#### [PROVIDED TEXT]
-----
I’ve never been a Civil War buff. I learned the history of the war when we lived in Tallahassee, where the pros and cons of slavery were presented in equal columns. (I kid you not; I copied the blackboard verbatim, and it enraged my parents.) Lee was a popular middle name and Confederate flags abounded. I took in just enough to pass American History.
But here we are in our fifth week in Springfield, Missouri where Civil War battles were actually fought. My uncle dug up a cannon ball in his flower bed right in the middle of town. My great uncle found a Civil War pistol near Wilson Creek when he was a boy. And my cousin has the ruins of a Civil War bunker on her property.
This whole week PBS has been reshowing Ken Burns’ Civil War series. I never watched it 25 years ago, but we haven’t missed a night this week, gathering in Dad’s living room at 8:00. All three of us are hooked on it – awed by immensity of this horrific war that took the lives of 620,000 soldiers in four years, and captivated by details that if we’d ever learned in school, we’d forgotten. For example, how the Federal General McClellan fumbled chance after chance to win the war before finally being dismissed by Lincoln, only to come back and run against Lincoln in the mid-war election. (Not only was he soundly defeated, but every one of the soldiers in his unit voted against him.) And how Arlington Cemetery, the resting place for thousands of Union soldiers, was located at Robert E. Lee’s Virginia home out of spite.
-----
Stored data entries:
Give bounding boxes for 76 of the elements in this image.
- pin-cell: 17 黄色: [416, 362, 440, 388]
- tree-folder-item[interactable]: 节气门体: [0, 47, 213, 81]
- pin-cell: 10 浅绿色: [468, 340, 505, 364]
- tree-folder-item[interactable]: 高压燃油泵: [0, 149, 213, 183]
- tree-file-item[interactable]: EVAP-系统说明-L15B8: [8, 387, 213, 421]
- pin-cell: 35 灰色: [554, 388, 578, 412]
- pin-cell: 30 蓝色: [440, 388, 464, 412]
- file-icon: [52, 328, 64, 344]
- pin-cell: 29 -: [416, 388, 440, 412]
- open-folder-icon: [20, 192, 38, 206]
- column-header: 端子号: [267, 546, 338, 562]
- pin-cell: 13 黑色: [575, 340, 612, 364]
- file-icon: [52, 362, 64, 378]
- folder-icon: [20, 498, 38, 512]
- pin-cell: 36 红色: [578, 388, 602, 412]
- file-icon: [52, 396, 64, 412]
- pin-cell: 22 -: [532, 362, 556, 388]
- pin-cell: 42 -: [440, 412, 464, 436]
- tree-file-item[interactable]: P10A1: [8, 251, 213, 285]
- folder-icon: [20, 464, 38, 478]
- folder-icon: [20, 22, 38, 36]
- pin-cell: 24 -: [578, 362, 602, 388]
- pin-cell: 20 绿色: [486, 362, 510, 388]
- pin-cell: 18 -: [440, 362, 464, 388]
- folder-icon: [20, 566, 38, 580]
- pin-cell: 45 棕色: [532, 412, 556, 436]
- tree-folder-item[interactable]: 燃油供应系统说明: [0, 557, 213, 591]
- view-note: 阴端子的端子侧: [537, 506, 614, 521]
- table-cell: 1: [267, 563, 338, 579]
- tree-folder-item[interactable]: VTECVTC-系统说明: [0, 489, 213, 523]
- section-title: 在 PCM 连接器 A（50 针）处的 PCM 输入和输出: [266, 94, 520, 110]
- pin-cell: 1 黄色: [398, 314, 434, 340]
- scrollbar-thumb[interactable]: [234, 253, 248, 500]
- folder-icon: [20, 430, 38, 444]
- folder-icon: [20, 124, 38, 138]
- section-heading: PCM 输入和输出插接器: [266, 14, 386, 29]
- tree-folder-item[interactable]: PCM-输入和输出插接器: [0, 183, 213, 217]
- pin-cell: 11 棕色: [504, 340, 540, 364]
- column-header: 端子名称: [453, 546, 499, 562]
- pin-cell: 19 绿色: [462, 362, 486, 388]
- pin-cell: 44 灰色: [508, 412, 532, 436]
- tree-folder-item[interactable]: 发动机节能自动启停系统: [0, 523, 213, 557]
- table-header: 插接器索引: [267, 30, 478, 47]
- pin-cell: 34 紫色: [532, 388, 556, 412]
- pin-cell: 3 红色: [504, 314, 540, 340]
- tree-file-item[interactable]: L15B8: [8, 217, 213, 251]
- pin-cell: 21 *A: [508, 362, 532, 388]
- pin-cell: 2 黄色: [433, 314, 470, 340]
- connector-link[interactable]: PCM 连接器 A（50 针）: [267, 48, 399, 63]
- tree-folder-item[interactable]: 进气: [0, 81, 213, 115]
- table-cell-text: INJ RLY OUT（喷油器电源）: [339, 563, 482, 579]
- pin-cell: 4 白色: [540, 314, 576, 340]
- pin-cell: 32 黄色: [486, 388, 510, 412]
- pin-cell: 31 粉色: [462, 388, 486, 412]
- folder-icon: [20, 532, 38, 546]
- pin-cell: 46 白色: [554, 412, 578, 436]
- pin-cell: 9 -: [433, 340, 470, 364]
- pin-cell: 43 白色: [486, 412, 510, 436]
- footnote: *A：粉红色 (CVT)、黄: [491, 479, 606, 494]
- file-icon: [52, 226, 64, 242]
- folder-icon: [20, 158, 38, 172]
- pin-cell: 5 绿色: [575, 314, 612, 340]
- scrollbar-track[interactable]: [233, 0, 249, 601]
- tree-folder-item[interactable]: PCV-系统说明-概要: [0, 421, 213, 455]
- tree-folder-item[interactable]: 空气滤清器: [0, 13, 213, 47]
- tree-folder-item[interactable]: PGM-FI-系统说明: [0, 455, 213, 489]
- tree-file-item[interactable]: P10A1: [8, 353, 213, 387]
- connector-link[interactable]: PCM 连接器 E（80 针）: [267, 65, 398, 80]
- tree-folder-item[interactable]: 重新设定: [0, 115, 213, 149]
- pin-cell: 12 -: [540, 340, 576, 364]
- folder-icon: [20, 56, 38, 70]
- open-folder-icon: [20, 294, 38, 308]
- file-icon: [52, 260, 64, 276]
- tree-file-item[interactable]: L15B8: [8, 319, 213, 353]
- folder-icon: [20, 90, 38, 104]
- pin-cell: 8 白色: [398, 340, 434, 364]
-----
#### [PROBLEM DESCRIPTION]
Answer these questions from the Civil War text.
(a) In which city did the writer learn the history of the war?
(b) What did the writer's uncle dig up in his flower bed?
(c) How many soldiers does the text say the war killed?

#### [TASK RESPONSE]
(a) Tallahassee
(b) A cannon ball
(c) 620,000, in four years